── Data extract ──

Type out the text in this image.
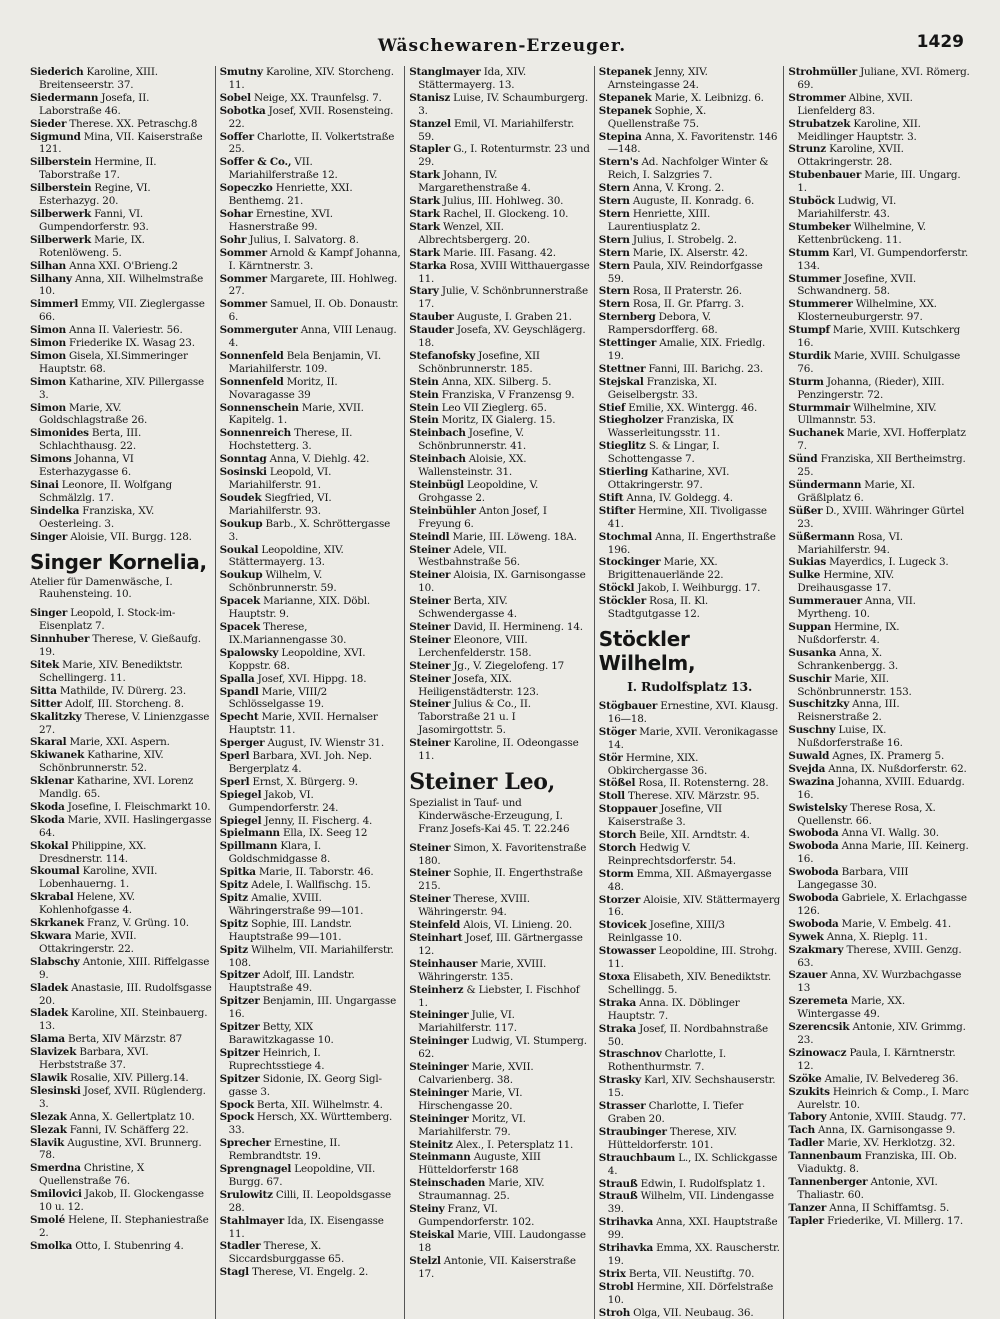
Wäschewaren-Erzeuger.	1429

Siederich Karoline, XIII. Breitenseerstr. 37.

Siedermann Josefa, II. Laborstraße 46.

Sieder Therese. XX. Petraschg.8

Sigmund Mina, VII. Kaiserstraße 121.

Silberstein Hermine, II. Taborstraße 17.

Silberstein Regine, VI. Esterhazyg. 20.

Silberwerk Fanni, VI. Gumpendorferstr. 93.

Silberwerk Marie, IX. Rotenlöweng. 5.

Silhan Anna XXI. O'Brieng.2

Silhany Anna, XII. Wilhelmstraße 10.

Simmerl Emmy, VII. Zieglergasse 66.

Simon Anna II. Valeriestr. 56.

Simon Friederike IX. Wasag 23.

Simon Gisela, XI.Simmeringer Hauptstr. 68.

Simon Katharine, XIV. Pillergasse 3.

Simon Marie, XV. Goldschlagstraße 26.

Simonides Berta, III. Schlachthausg. 22.

Simons Johanna, VI Esterhazygasse 6.

Sinai Leonore, II. Wolfgang Schmälzlg. 17.

Sindelka Franziska, XV. Oesterleing. 3.

Singer Aloisie, VII. Burgg. 128.

Singer Kornelia,

Atelier für Damenwäsche, I. Rauhensteing. 10.

Singer Leopold, I. Stock-im-Eisenplatz 7.

Sinnhuber Therese, V. Gießaufg. 19.

Sitek Marie, XIV. Benediktstr. Schellingerg. 11.

Sitta Mathilde, IV. Dürerg. 23.

Sitter Adolf, III. Storcheng. 8.

Skalitzky Therese, V. Linienzgasse 27.

Skaral Marie, XXI. Aspern.

Skiwanek Katharine, XIV. Schönbrunnerstr. 52.

Sklenar Katharine, XVI. Lorenz Mandlg. 65.

Skoda Josefine, I. Fleischmarkt 10.

Skoda Marie, XVII. Haslingergasse 64.

Skokal Philippine, XX. Dresdnerstr. 114.

Skoumal Karoline, XVII. Lobenhauerng. 1.

Skrabal Helene, XV. Kohlenhofgasse 4.

Skrkanek Franz, V. Grüng. 10.

Skwara Marie, XVII. Ottakringerstr. 22.

Slabschy Antonie, XIII. Riffelgasse 9.

Sladek Anastasie, III. Rudolfsgasse 20.

Sladek Karoline, XII. Steinbauerg. 13.

Slama Berta, XIV Märzstr. 87

Slavizek Barbara, XVI. Herbststraße 37.

Slawik Rosalie, XIV. Pillerg.14.

Slesinski Josef, XVII. Rüglenderg. 3.

Slezak Anna, X. Gellertplatz 10.

Slezak Fanni, IV. Schäfferg 22.

Slavik Augustine, XVI. Brunnerg. 78.

Smerdna Christine, X Quellenstraße 76.

Smilovici Jakob, II. Glockengasse 10 u. 12.

Smolé Helene, II. Stephaniestraße 2.

Smolka Otto, I. Stubenring 4.

Smutny Karoline, XIV. Storcheng. 11.

Sobel Neige, XX. Traunfelsg. 7.

Sobotka Josef, XVII. Rosensteing. 22.

Soffer Charlotte, II. Volkertstraße 25.

Soffer & Co., VII. Mariahilferstraße 12.

Sopeczko Henriette, XXI. Benthemg. 21.

Sohar Ernestine, XVI. Hasnerstraße 99.

Sohr Julius, I. Salvatorg. 8.

Sommer Arnold & Kampf Johanna, I. Kärntnerstr. 3.

Sommer Margarete, III. Hohlweg. 27.

Sommer Samuel, II. Ob. Donaustr. 6.

Sommerguter Anna, VIII Lenaug. 4.

Sonnenfeld Bela Benjamin, VI. Mariahilferstr. 109.

Sonnenfeld Moritz, II. Novaragasse 39

Sonnenschein Marie, XVII. Kapitelg. 1.

Sonnenreich Therese, II. Hochstetterg. 3.

Sonntag Anna, V. Diehlg. 42.

Sosinski Leopold, VI. Mariahilferstr. 91.

Soudek Siegfried, VI. Mariahilferstr. 93.

Soukup Barb., X. Schröttergasse 3.

Soukal Leopoldine, XIV. Stättermayerg. 13.

Soukup Wilhelm, V. Schönbrunnerstr. 59.

Spacek Marianne, XIX. Döbl. Hauptstr. 9.

Spacek Therese, IX.Mariannengasse 30.

Spalowsky Leopoldine, XVI. Koppstr. 68.

Spalla Josef, XVI. Hippg. 18.

Spandl Marie, VIII/2 Schlösselgasse 19.

Specht Marie, XVII. Hernalser Hauptstr. 11.

Sperger August, IV. Wienstr 31.

Sperl Barbara, XVI. Joh. Nep. Bergerplatz 4.

Sperl Ernst, X. Bürgerg. 9.

Spiegel Jakob, VI. Gumpendorferstr. 24.

Spiegel Jenny, II. Fischerg. 4.

Spielmann Ella, IX. Seeg 12

Spillmann Klara, I. Goldschmidgasse 8.

Spitka Marie, II. Taborstr. 46.

Spitz Adele, I. Wallfischg. 15.

Spitz Amalie, XVIII. Währingerstraße 99—101.

Spitz Sophie, III. Landstr. Hauptstraße 99—101.

Spitz Wilhelm, VII. Mariahilferstr. 108.

Spitzer Adolf, III. Landstr. Hauptstraße 49.

Spitzer Benjamin, III. Ungargasse 16.

Spitzer Betty, XIX Barawitzkagasse 10.

Spitzer Heinrich, I. Ruprechtsstiege 4.

Spitzer Sidonie, IX. Georg Sigl-gasse 3.

Spock Berta, XII. Wilhelmstr. 4.

Spock Hersch, XX. Württemberg. 33.

Sprecher Ernestine, II. Rembrandtstr. 19.

Sprengnagel Leopoldine, VII. Burgg. 67.

Srulowitz Cilli, II. Leopoldsgasse 28.

Stahlmayer Ida, IX. Eisengasse 11.

Stadler Therese, X. Siccardsburggasse 65.

Stagl Therese, VI. Engelg. 2.

Stanglmayer Ida, XIV. Stättermayerg. 13.

Stanisz Luise, IV. Schaumburgerg. 3.

Stanzel Emil, VI. Mariahilferstr. 59.

Stapler G., I. Rotenturmstr. 23 und 29.

Stark Johann, IV. Margarethenstraße 4.

Stark Julius, III. Hohlweg. 30.

Stark Rachel, II. Glockeng. 10.

Stark Wenzel, XII. Albrechtsbergerg. 20.

Stark Marie. III. Fasang. 42.

Starka Rosa, XVIII Witthauergasse 11.

Stary Julie, V. Schönbrunnerstraße 17.

Stauber Auguste, I. Graben 21.

Stauder Josefa, XV. Geyschlägerg. 18.

Stefanofsky Josefine, XII Schönbrunnerstr. 185.

Stein Anna, XIX. Silberg. 5.

Stein Franziska, V Franzensg 9.

Stein Leo VII Zieglerg. 65.

Stein Moritz, IX Gialerg. 15.

Steinbach Josefine, V. Schönbrunnerstr. 41.

Steinbach Aloisie, XX. Wallensteinstr. 31.

Steinbügl Leopoldine, V. Grohgasse 2.

Steinbühler Anton Josef, I Freyung 6.

Steindl Marie, III. Löweng. 18A.

Steiner Adele, VII. Westbahnstraße 56.

Steiner Aloisia, IX. Garnisongasse 10.

Steiner Berta, XIV. Schwendergasse 4.

Steiner David, II. Hermineng. 14.

Steiner Eleonore, VIII. Lerchenfelderstr. 158.

Steiner Jg., V. Ziegelofeng. 17

Steiner Josefa, XIX. Heiligenstädterstr. 123.

Steiner Julius & Co., II. Taborstraße 21 u. I Jasomirgottstr. 5.

Steiner Karoline, II. Odeongasse 11.

Steiner Leo,

Spezialist in Tauf- und Kinderwäsche-Erzeugung, I. Franz Josefs-Kai 45. T. 22.246

Steiner Simon, X. Favoritenstraße 180.

Steiner Sophie, II. Engerthstraße 215.

Steiner Therese, XVIII. Währingerstr. 94.

Steinfeld Alois, VI. Linieng. 20.

Steinhart Josef, III. Gärtnergasse 12.

Steinhauser Marie, XVIII. Währingerstr. 135.

Steinherz & Liebster, I. Fischhof 1.

Steininger Julie, VI. Mariahilferstr. 117.

Steininger Ludwig, VI. Stumperg. 62.

Steininger Marie, XVII. Calvarienberg. 38.

Steininger Marie, VI. Hirschengasse 20.

Steininger Moritz, VI. Mariahilferstr. 79.

Steinitz Alex., I. Petersplatz 11.

Steinmann Auguste, XIII Hütteldorferstr 168

Steinschaden Marie, XIV. Straumannag. 25.

Steiny Franz, VI. Gumpendorferstr. 102.

Steiskal Marie, VIII. Laudongasse 18

Stelzl Antonie, VII. Kaiserstraße 17.

Stepanek Jenny, XIV. Arnsteingasse 24.

Stepanek Marie, X. Leibnizg. 6.

Stepanek Sophie, X. Quellenstraße 75.

Stepina Anna, X. Favoritenstr. 146—148.

Stern's Ad. Nachfolger Winter & Reich, I. Salzgries 7.

Stern Anna, V. Krong. 2.

Stern Auguste, II. Konradg. 6.

Stern Henriette, XIII. Laurentiusplatz 2.

Stern Julius, I. Strobelg. 2.

Stern Marie, IX. Alserstr. 42.

Stern Paula, XIV. Reindorfgasse 59.

Stern Rosa, II Praterstr. 26.

Stern Rosa, II. Gr. Pfarrg. 3.

Sternberg Debora, V. Rampersdorfferg. 68.

Stettinger Amalie, XIX. Friedlg. 19.

Stettner Fanni, III. Barichg. 23.

Stejskal Franziska, XI. Geiselbergstr. 33.

Stief Emilie, XX. Wintergg. 46.

Stiegholzer Franziska, IX Wasserleitungsstr. 11.

Stieglitz S. & Lingar, I. Schottengasse 7.

Stierling Katharine, XVI. Ottakringerstr. 97.

Stift Anna, IV. Goldegg. 4.

Stifter Hermine, XII. Tivoligasse 41.

Stochmal Anna, II. Engerthstraße 196.

Stockinger Marie, XX. Brigittenauerlände 22.

Stöckl Jakob, I. Weihburgg. 17.

Stöckler Rosa, II. Kl. Stadtgutgasse 12.

Stöckler Wilhelm,

I. Rudolfsplatz 13.

Stögbauer Ernestine, XVI. Klausg. 16—18.

Stöger Marie, XVII. Veronikagasse 14.

Stör Hermine, XIX. Obkirchergasse 36.

Stößel Rosa, II. Rotensterng. 28.

Stoll Therese. XIV. Märzstr. 95.

Stoppauer Josefine, VII Kaiserstraße 3.

Storch Beile, XII. Arndtstr. 4.

Storch Hedwig V. Reinprechtsdorferstr. 54.

Storm Emma, XII. Aßmayergasse 48.

Storzer Aloisie, XIV. Stättermayerg 16.

Stovicek Josefine, XIII/3 Reinlgasse 10.

Stowasser Leopoldine, III. Strohg. 11.

Stoxa Elisabeth, XIV. Benediktstr. Schellingg. 5.

Straka Anna. IX. Döblinger Hauptstr. 7.

Straka Josef, II. Nordbahnstraße 50.

Straschnov Charlotte, I. Rothenthurmstr. 7.

Strasky Karl, XIV. Sechshauserstr. 15.

Strasser Charlotte, I. Tiefer Graben 20.

Straubinger Therese, XIV. Hütteldorferstr. 101.

Strauchbaum L., IX. Schlickgasse 4.

Strauß Edwin, I. Rudolfsplatz 1.

Strauß Wilhelm, VII. Lindengasse 39.

Strihavka Anna, XXI. Hauptstraße 99.

Strihavka Emma, XX. Rauscherstr. 19.

Strix Berta, VII. Neustiftg. 70.

Strobl Hermine, XII. Dörfelstraße 10.

Stroh Olga, VII. Neubaug. 36.

Strohmüller Juliane, XVI. Römerg. 69.

Strommer Albine, XVII. Lienfelderg 83.

Strubatzek Karoline, XII. Meidlinger Hauptstr. 3.

Strunz Karoline, XVII. Ottakringerstr. 28.

Stubenbauer Marie, III. Ungarg. 1.

Stuböck Ludwig, VI. Mariahilferstr. 43.

Stumbeker Wilhelmine, V. Kettenbrückeng. 11.

Stumm Karl, VI. Gumpendorferstr. 134.

Stummer Josefine, XVII. Schwandnerg. 58.

Stummerer Wilhelmine, XX. Klosterneuburgerstr. 97.

Stumpf Marie, XVIII. Kutschkerg 16.

Sturdik Marie, XVIII. Schulgasse 76.

Sturm Johanna, (Rieder), XIII. Penzingerstr. 72.

Sturmmair Wilhelmine, XIV. Ullmannstr. 53.

Suchanek Marie, XVI. Hofferplatz 7.

Sünd Franziska, XII Bertheimstrg. 25.

Sündermann Marie, XI. Gräßlplatz 6.

Süßer D., XVIII. Währinger Gürtel 23.

Süßermann Rosa, VI. Mariahilferstr. 94.

Sukias Mayerdics, I. Lugeck 3.

Sulke Hermine, XIV. Dreihausgasse 17.

Summerauer Anna, VII. Myrtheng. 10.

Suppan Hermine, IX. Nußdorferstr. 4.

Susanka Anna, X. Schrankenbergg. 3.

Suschir Marie, XII. Schönbrunnerstr. 153.

Suschitzky Anna, III. Reisnerstraße 2.

Suschny Luise, IX. Nußdorferstraße 16.

Suwald Agnes, IX. Pramerg 5.

Svejda Anna, IX. Nußdorferstr. 62.

Swazina Johanna, XVIII. Eduardg. 16.

Swistelsky Therese Rosa, X. Quellenstr. 66.

Swoboda Anna VI. Wallg. 30.

Swoboda Anna Marie, III. Keinerg. 16.

Swoboda Barbara, VIII Langegasse 30.

Swoboda Gabriele, X. Erlachgasse 126.

Swoboda Marie, V. Embelg. 41.

Sywek Anna, X. Rieplg. 11.

Szakmary Therese, XVIII. Genzg. 63.

Szauer Anna, XV. Wurzbachgasse 13

Szeremeta Marie, XX. Wintergasse 49.

Szerencsik Antonie, XIV. Grimmg. 23.

Szinowacz Paula, I. Kärntnerstr. 12.

Szöke Amalie, IV. Belvedereg 36.

Szukits Heinrich & Comp., I. Marc Aurelstr. 10.

Tabory Antonie, XVIII. Staudg. 77.

Tach Anna, IX. Garnisongasse 9.

Tadler Marie, XV. Herklotzg. 32.

Tannenbaum Franziska, III. Ob. Viaduktg. 8.

Tannenberger Antonie, XVI. Thaliastr. 60.

Tanzer Anna, II Schiffamtsg. 5.

Tapler Friederike, VI. Millerg. 17.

───

Work to do: How many of the lines above include the string "Spiegel"? Reply with the number by itself.

Result of this task: 2